= Direction =
Output nothing but the number of lines that include the word "unit".

Saved data entries
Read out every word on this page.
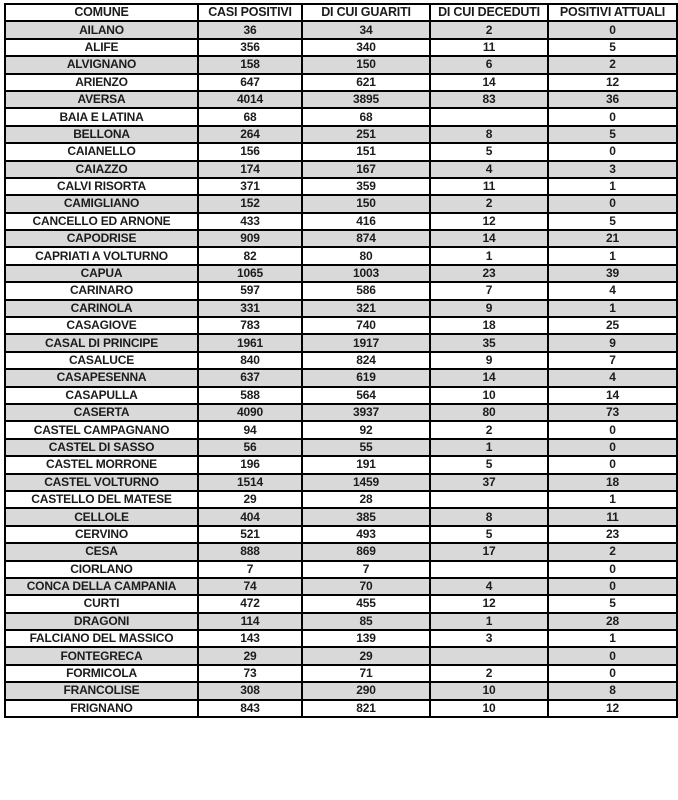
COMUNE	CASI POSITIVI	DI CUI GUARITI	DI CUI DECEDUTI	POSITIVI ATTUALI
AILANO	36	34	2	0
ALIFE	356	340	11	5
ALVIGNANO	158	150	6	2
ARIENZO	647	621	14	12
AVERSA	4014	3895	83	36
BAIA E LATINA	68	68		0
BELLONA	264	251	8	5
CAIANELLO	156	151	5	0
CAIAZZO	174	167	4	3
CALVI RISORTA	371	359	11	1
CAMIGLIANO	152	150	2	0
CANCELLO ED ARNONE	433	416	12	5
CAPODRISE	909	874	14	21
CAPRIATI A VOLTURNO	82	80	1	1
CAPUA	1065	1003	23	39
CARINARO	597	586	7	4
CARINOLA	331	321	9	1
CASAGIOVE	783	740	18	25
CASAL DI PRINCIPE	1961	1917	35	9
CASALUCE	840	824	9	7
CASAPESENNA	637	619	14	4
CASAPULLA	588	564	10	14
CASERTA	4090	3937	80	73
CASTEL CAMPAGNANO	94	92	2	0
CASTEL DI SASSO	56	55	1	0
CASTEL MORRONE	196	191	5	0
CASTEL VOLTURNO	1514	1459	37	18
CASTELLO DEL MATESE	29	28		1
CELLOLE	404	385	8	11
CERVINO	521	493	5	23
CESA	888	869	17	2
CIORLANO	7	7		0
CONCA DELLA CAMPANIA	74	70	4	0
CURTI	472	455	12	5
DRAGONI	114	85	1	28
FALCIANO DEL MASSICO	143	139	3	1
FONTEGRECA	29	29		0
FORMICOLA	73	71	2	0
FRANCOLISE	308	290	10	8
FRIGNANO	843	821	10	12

* * *

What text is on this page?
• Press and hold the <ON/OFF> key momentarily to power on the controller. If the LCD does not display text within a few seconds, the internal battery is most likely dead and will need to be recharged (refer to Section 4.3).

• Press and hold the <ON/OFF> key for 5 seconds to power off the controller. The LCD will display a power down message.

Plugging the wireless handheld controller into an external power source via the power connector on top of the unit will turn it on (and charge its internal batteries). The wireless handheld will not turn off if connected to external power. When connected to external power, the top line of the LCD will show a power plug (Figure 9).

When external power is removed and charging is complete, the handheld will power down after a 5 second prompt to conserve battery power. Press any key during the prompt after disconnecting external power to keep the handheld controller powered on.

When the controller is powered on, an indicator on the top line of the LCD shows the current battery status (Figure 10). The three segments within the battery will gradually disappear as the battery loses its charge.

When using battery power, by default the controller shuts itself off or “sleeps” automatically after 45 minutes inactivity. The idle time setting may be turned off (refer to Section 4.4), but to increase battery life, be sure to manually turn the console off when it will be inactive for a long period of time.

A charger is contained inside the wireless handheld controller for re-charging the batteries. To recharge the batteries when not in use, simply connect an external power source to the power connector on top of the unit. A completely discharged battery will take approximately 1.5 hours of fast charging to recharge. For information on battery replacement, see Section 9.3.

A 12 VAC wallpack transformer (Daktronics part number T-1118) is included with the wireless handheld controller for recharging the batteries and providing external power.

= Answer for the task =
2